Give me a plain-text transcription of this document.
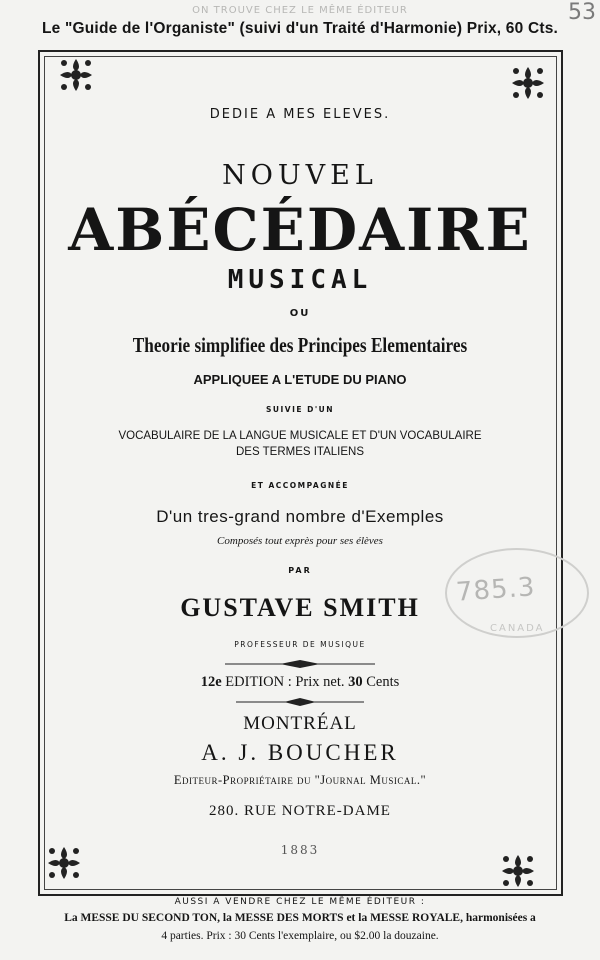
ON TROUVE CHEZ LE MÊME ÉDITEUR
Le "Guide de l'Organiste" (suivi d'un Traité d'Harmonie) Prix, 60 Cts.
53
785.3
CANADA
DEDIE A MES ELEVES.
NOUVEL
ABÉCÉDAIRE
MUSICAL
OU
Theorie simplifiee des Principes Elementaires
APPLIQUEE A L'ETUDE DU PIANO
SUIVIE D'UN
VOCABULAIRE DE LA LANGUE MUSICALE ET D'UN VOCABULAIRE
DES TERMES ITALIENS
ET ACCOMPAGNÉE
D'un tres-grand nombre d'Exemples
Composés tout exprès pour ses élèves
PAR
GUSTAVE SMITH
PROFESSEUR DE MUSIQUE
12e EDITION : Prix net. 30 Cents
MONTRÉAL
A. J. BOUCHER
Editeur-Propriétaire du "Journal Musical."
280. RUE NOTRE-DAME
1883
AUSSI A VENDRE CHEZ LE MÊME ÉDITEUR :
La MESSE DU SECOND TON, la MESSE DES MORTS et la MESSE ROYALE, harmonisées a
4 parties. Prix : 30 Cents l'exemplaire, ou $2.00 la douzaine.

========

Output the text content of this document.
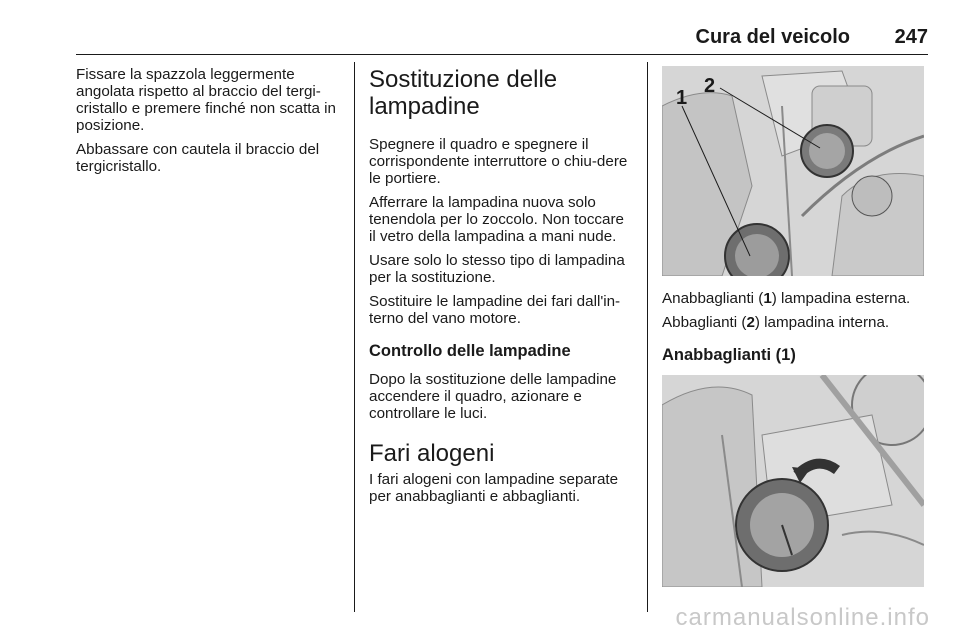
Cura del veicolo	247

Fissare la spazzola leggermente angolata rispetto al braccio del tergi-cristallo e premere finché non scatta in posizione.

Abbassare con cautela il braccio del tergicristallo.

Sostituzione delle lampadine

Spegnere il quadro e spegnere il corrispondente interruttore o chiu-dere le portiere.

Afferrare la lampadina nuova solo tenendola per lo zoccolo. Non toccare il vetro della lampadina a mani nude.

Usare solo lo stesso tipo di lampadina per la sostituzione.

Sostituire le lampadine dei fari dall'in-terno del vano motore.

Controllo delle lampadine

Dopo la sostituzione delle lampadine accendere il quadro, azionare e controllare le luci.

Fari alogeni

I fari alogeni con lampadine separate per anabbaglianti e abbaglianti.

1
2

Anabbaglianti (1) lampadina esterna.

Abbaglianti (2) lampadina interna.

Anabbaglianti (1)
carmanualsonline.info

========

* **The exercise**
Read the data above. Pull out each line in which the string "quadro" appears.

* **Right answer**
Spegnere il quadro e spegnere il corrispondente interruttore o chiu-dere le portiere.
Dopo la sostituzione delle lampadine accendere il quadro, azionare e controllare le luci.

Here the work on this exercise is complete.